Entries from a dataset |
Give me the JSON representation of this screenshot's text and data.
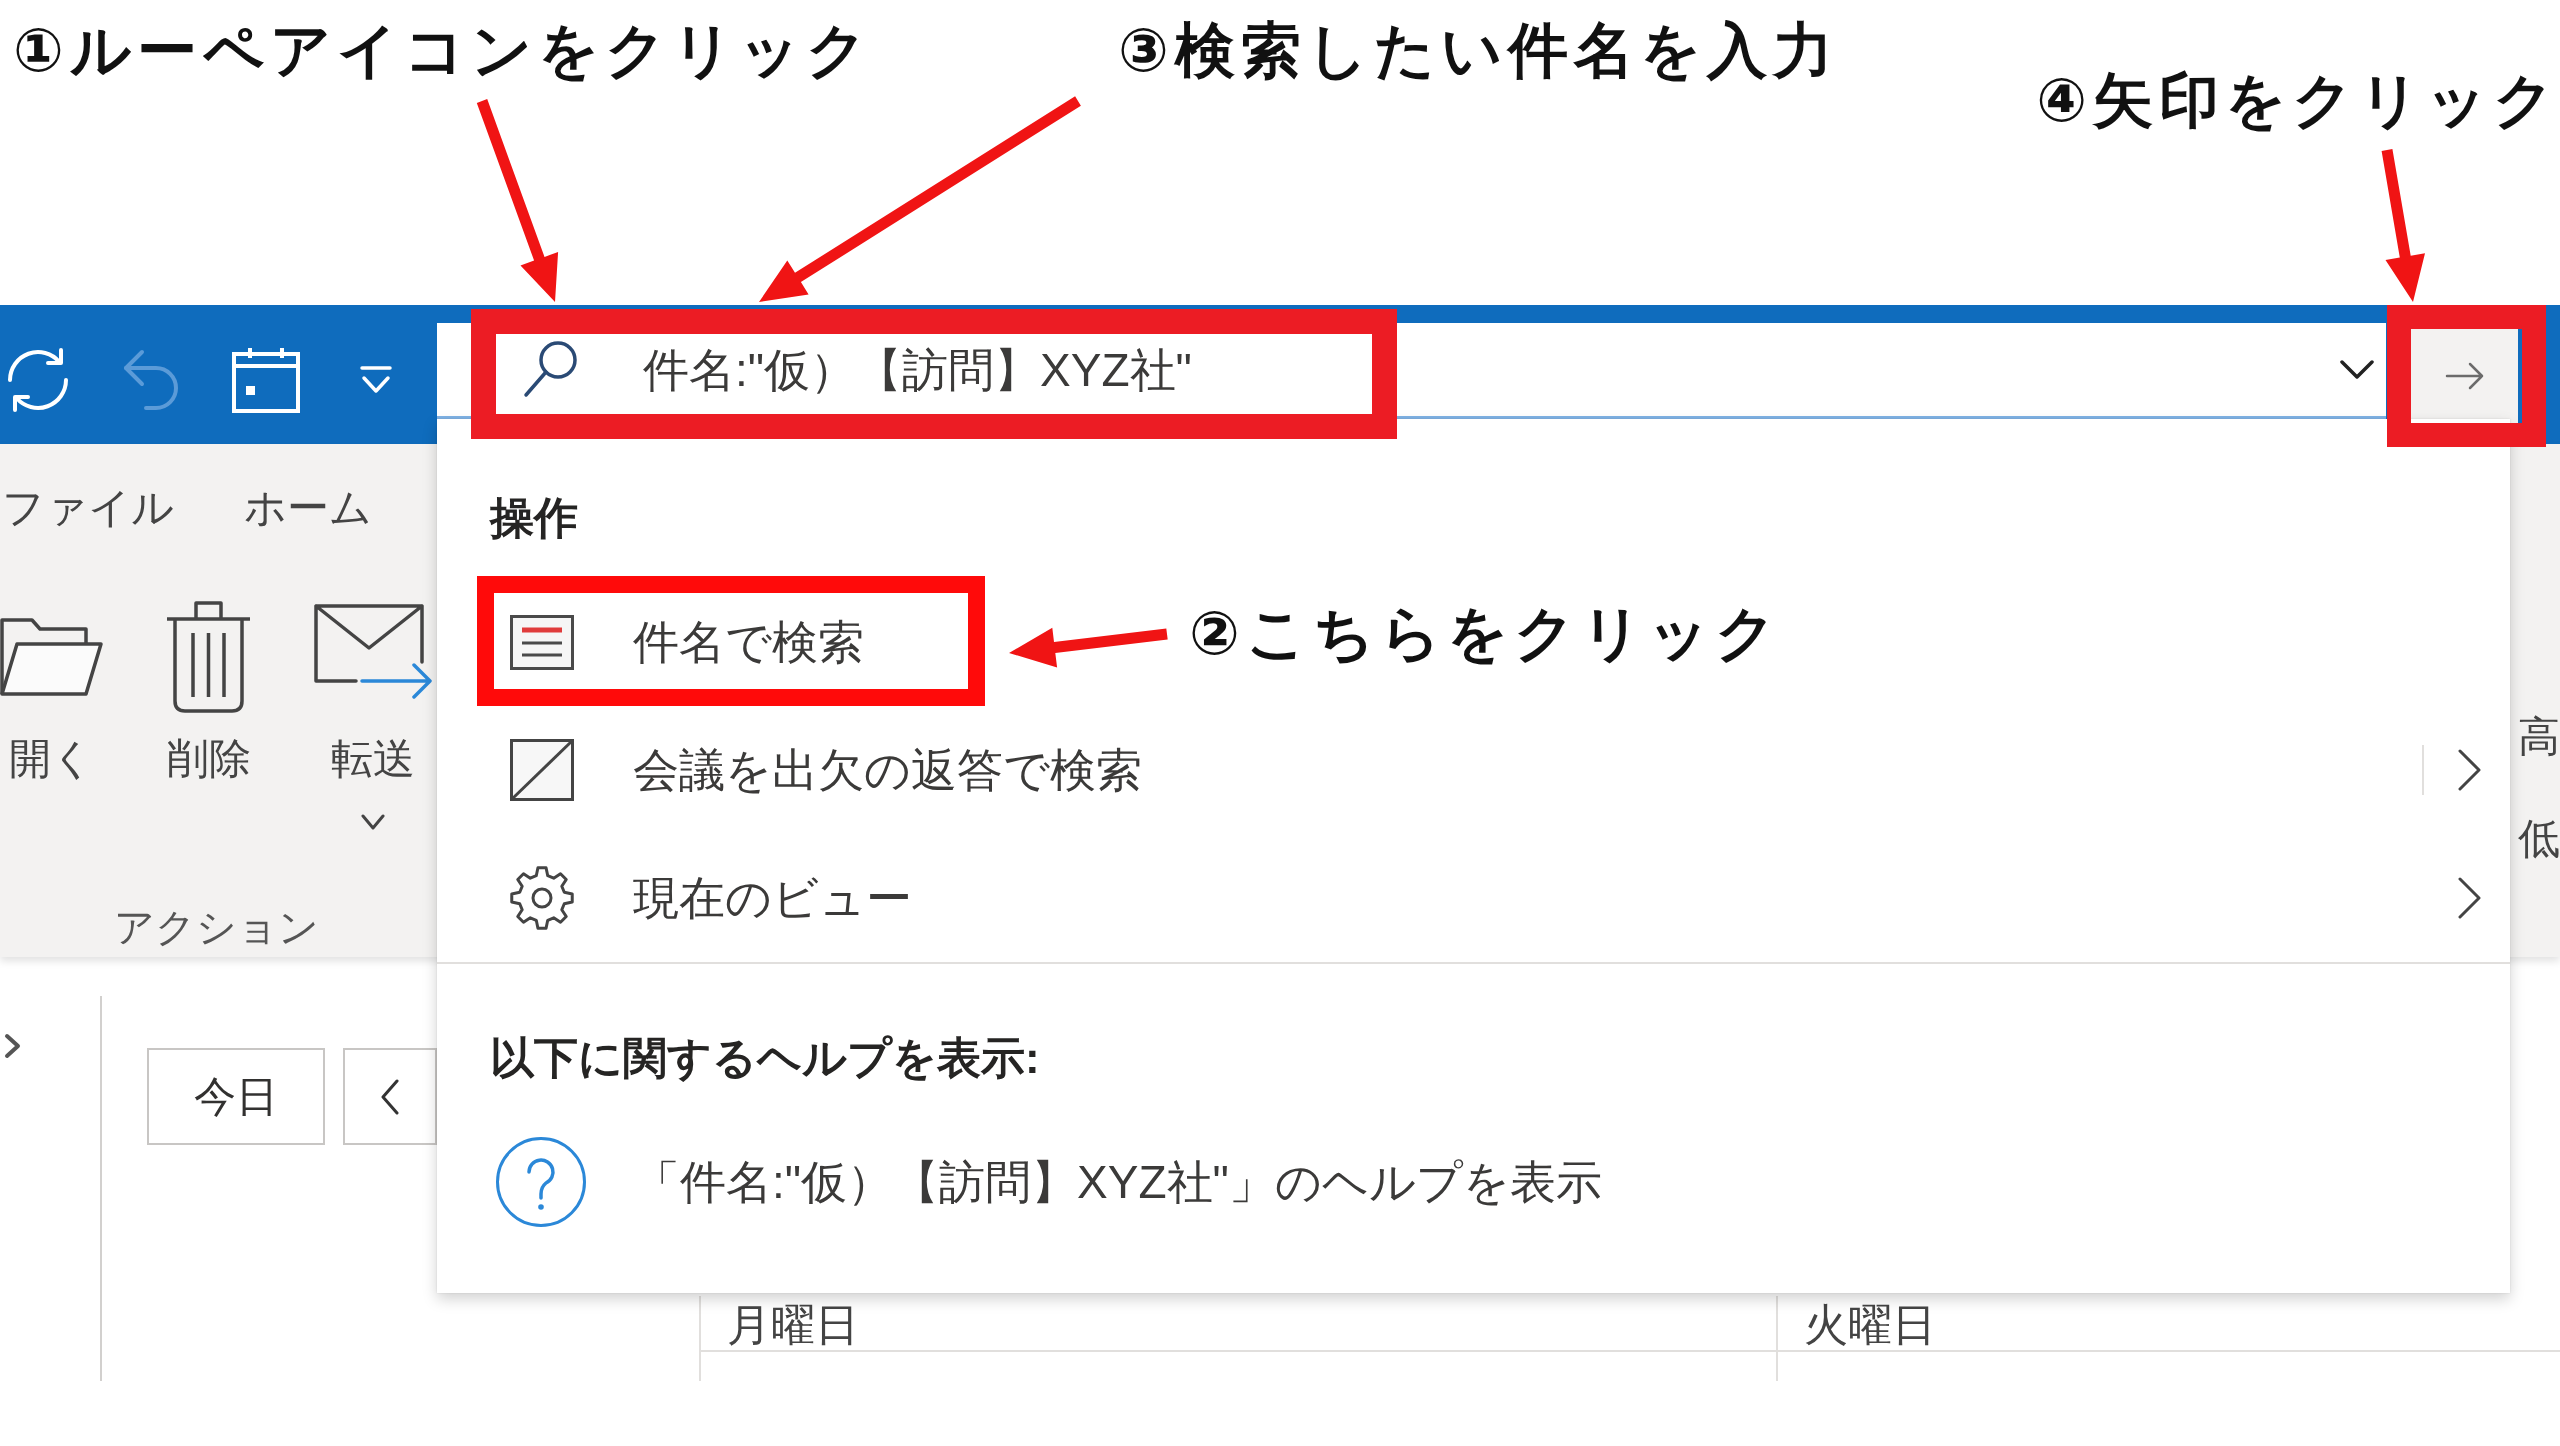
{
  "callouts": [
    "①ルーペアイコンをクリック",
    "③検索したい件名を入力",
    "④矢印をクリック",
    "②こちらをクリック"
  ],
  "toolbar": [
    {
      "kind": "refresh",
      "disabled": false
    },
    {
      "kind": "undo",
      "disabled": true
    },
    {
      "kind": "calendar",
      "disabled": false
    },
    {
      "kind": "customize",
      "disabled": false
    }
  ],
  "search": {
    "value": "件名:\"仮）【訪問】XYZ社\"",
    "highlighted": true
  },
  "go_button": {
    "highlighted": true
  },
  "ribbon": {
    "tabs": [
      "ファイル",
      "ホーム"
    ],
    "buttons": [
      {
        "kind": "open",
        "label": "開く",
        "has_menu": false
      },
      {
        "kind": "delete",
        "label": "削除",
        "has_menu": false
      },
      {
        "kind": "forward",
        "label": "転送",
        "has_menu": true
      }
    ],
    "group_label": "アクション",
    "edge_labels": [
      "高",
      "低"
    ]
  },
  "dropdown": {
    "sections": [
      {
        "heading": "操作",
        "items": [
          {
            "kind": "subject",
            "label": "件名で検索",
            "highlighted": true,
            "submenu": false,
            "split": false
          },
          {
            "kind": "meeting",
            "label": "会議を出欠の返答で検索",
            "highlighted": false,
            "submenu": true,
            "split": true
          },
          {
            "kind": "view",
            "label": "現在のビュー",
            "highlighted": false,
            "submenu": true,
            "split": false
          }
        ]
      },
      {
        "heading": "以下に関するヘルプを表示:",
        "items": [
          {
            "kind": "help",
            "label": "「件名:\"仮）【訪問】XYZ社\"」のヘルプを表示",
            "highlighted": false,
            "submenu": false,
            "split": false
          }
        ]
      }
    ]
  },
  "calendar": {
    "today_button": "今日",
    "days": [
      "月曜日",
      "火曜日"
    ]
  }
}
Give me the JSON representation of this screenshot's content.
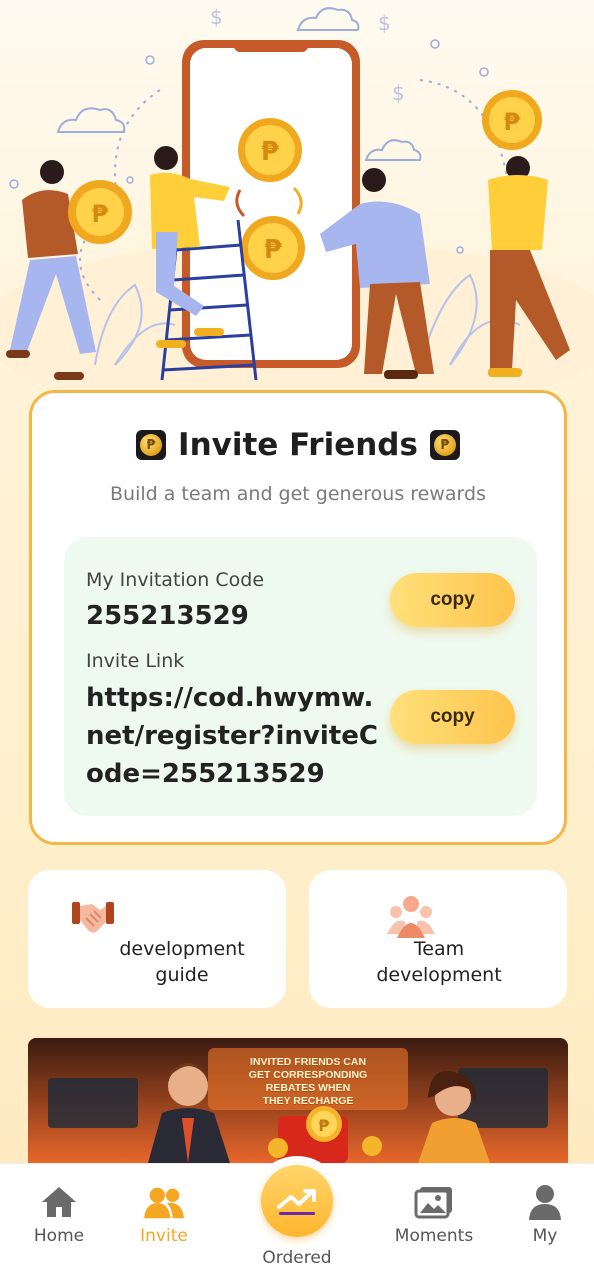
{
  "invite": {
    "title": "Invite Friends",
    "subtitle": "Build a team and get generous rewards",
    "code_label": "My Invitation Code",
    "code_value": "255213529",
    "link_label": "Invite Link",
    "link_value": "https://cod.hwymw.net/register?inviteCode=255213529",
    "copy_label": "copy",
    "coin_icon": "peso-coin-icon"
  },
  "quick": {
    "guide_label": "development\nguide",
    "team_label": "Team\ndevelopment"
  },
  "banner": {
    "text": "INVITED FRIENDS CAN\nGET CORRESPONDING\nREBATES WHEN\nTHEY RECHARGE"
  },
  "nav": {
    "home": "Home",
    "invite": "Invite",
    "ordered": "Ordered",
    "moments": "Moments",
    "my": "My"
  },
  "colors": {
    "accent": "#f5a623",
    "card_border": "#f5b646",
    "panel_bg": "#eefaf0"
  }
}
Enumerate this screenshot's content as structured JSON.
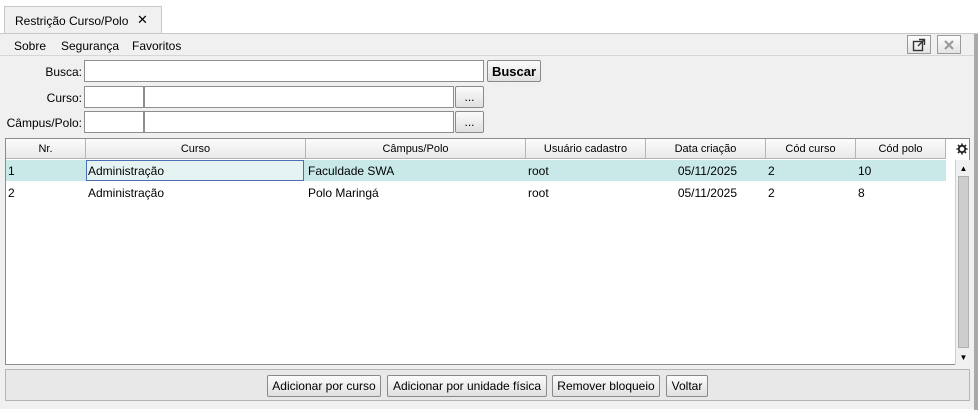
{
  "tab": {
    "title": "Restrição Curso/Polo",
    "close": "✕"
  },
  "menu": {
    "items": [
      "Sobre",
      "Segurança",
      "Favoritos"
    ]
  },
  "window_buttons": {
    "popout": "⧉",
    "close": "✕"
  },
  "form": {
    "busca_label": "Busca:",
    "busca_value": "",
    "buscar_button": "Buscar",
    "curso_label": "Curso:",
    "campus_label": "Câmpus/Polo:",
    "browse_button": "..."
  },
  "table": {
    "columns": [
      "Nr.",
      "Curso",
      "Câmpus/Polo",
      "Usuário cadastro",
      "Data criação",
      "Cód curso",
      "Cód polo"
    ],
    "rows": [
      [
        "1",
        "Administração",
        "Faculdade SWA",
        "root",
        "05/11/2025",
        "2",
        "10"
      ],
      [
        "2",
        "Administração",
        "Polo Maringá",
        "root",
        "05/11/2025",
        "2",
        "8"
      ]
    ],
    "settings_icon": "gear-icon",
    "selected_row_color": "#c9e9e9"
  },
  "actions": {
    "add_course": "Adicionar por curso",
    "add_unit": "Adicionar por unidade física",
    "remove_block": "Remover bloqueio",
    "back": "Voltar"
  }
}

DIRECTIVE | For this exercise, gather every line of the data that contains the word "JSON".

SOLUTION TO THIS EXERCISE |
Give me the JSON representation of this screenshot's text and data.
Give me the JSON representation of this screenshot's content.
Enumerate this screenshot's content as structured JSON.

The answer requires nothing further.